Return the full material exactly.

## Begin EXTRACTED MATERIAL

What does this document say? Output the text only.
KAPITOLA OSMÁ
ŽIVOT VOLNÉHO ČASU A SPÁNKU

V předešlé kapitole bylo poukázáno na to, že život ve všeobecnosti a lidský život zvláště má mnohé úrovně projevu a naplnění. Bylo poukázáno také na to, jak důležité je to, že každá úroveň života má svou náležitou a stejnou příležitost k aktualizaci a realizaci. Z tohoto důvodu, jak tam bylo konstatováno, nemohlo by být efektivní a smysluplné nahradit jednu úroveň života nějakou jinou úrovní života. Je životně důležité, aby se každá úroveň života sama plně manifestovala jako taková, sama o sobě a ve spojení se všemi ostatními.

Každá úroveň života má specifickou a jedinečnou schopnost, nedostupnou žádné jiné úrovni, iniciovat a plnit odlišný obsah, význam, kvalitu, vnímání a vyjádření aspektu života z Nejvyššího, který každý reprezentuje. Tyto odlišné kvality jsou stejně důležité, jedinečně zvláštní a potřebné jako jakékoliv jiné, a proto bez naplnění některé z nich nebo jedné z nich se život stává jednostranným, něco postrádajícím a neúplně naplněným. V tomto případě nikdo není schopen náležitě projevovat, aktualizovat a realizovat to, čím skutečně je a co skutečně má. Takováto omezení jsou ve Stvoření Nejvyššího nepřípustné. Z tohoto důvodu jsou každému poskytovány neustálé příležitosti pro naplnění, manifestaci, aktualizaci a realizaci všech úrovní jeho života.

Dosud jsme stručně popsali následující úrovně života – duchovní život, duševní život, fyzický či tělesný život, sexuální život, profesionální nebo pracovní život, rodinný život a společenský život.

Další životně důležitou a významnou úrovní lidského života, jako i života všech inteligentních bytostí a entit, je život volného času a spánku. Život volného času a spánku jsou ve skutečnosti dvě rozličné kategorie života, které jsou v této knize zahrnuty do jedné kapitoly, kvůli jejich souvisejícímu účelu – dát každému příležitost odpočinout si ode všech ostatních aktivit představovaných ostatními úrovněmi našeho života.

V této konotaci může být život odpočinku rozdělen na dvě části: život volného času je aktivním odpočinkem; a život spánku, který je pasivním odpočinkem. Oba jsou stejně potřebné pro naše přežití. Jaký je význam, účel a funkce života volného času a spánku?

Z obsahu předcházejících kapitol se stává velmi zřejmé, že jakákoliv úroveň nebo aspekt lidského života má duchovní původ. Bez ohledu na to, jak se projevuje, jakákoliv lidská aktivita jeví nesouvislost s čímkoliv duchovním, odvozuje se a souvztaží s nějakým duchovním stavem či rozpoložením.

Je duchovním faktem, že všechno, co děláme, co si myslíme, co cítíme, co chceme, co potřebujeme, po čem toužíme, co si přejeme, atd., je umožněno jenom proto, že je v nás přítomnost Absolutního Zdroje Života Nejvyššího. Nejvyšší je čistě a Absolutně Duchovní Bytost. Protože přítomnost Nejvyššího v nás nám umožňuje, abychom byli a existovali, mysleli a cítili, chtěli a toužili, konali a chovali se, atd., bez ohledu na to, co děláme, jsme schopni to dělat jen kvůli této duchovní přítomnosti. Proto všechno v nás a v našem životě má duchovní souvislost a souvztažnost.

## End EXTRACTED MATERIAL

## ANSWER IN FULL
What does this document say? Output the text only.
KAPITOLA OSMÁ
ŽIVOT VOLNÉHO ČASU A SPÁNKU

V předešlé kapitole bylo poukázáno na to, že život ve všeobecnosti a lidský život zvláště má mnohé úrovně projevu a naplnění. Bylo poukázáno také na to, jak důležité je to, že každá úroveň života má svou náležitou a stejnou příležitost k aktualizaci a realizaci. Z tohoto důvodu, jak tam bylo konstatováno, nemohlo by být efektivní a smysluplné nahradit jednu úroveň života nějakou jinou úrovní života. Je životně důležité, aby se každá úroveň života sama plně manifestovala jako taková, sama o sobě a ve spojení se všemi ostatními.

Každá úroveň života má specifickou a jedinečnou schopnost, nedostupnou žádné jiné úrovni, iniciovat a plnit odlišný obsah, význam, kvalitu, vnímání a vyjádření aspektu života z Nejvyššího, který každý reprezentuje. Tyto odlišné kvality jsou stejně důležité, jedinečně zvláštní a potřebné jako jakékoliv jiné, a proto bez naplnění některé z nich nebo jedné z nich se život stává jednostranným, něco postrádajícím a neúplně naplněným. V tomto případě nikdo není schopen náležitě projevovat, aktualizovat a realizovat to, čím skutečně je a co skutečně má. Takováto omezení jsou ve Stvoření Nejvyššího nepřípustné. Z tohoto důvodu jsou každému poskytovány neustálé příležitosti pro naplnění, manifestaci, aktualizaci a realizaci všech úrovní jeho života.

Dosud jsme stručně popsali následující úrovně života – duchovní život, duševní život, fyzický či tělesný život, sexuální život, profesionální nebo pracovní život, rodinný život a společenský život.

Další životně důležitou a významnou úrovní lidského života, jako i života všech inteligentních bytostí a entit, je život volného času a spánku. Život volného času a spánku jsou ve skutečnosti dvě rozličné kategorie života, které jsou v této knize zahrnuty do jedné kapitoly, kvůli jejich souvisejícímu účelu – dát každému příležitost odpočinout si ode všech ostatních aktivit představovaných ostatními úrovněmi našeho života.

V této konotaci může být život odpočinku rozdělen na dvě části: život volného času je aktivním odpočinkem; a život spánku, který je pasivním odpočinkem. Oba jsou stejně potřebné pro naše přežití. Jaký je význam, účel a funkce života volného času a spánku?

Z obsahu předcházejících kapitol se stává velmi zřejmé, že jakákoliv úroveň nebo aspekt lidského života má duchovní původ. Bez ohledu na to, jak se projevuje, jakákoliv lidská aktivita jeví nesouvislost s čímkoliv duchovním, odvozuje se a souvztaží s nějakým duchovním stavem či rozpoložením.

Je duchovním faktem, že všechno, co děláme, co si myslíme, co cítíme, co chceme, co potřebujeme, po čem toužíme, co si přejeme, atd., je umožněno jenom proto, že je v nás přítomnost Absolutního Zdroje Života Nejvyššího. Nejvyšší je čistě a Absolutně Duchovní Bytost. Protože přítomnost Nejvyššího v nás nám umožňuje, abychom byli a existovali, mysleli a cítili, chtěli a toužili, konali a chovali se, atd., bez ohledu na to, co děláme, jsme schopni to dělat jen kvůli této duchovní přítomnosti. Proto všechno v nás a v našem životě má duchovní souvislost a souvztažnost.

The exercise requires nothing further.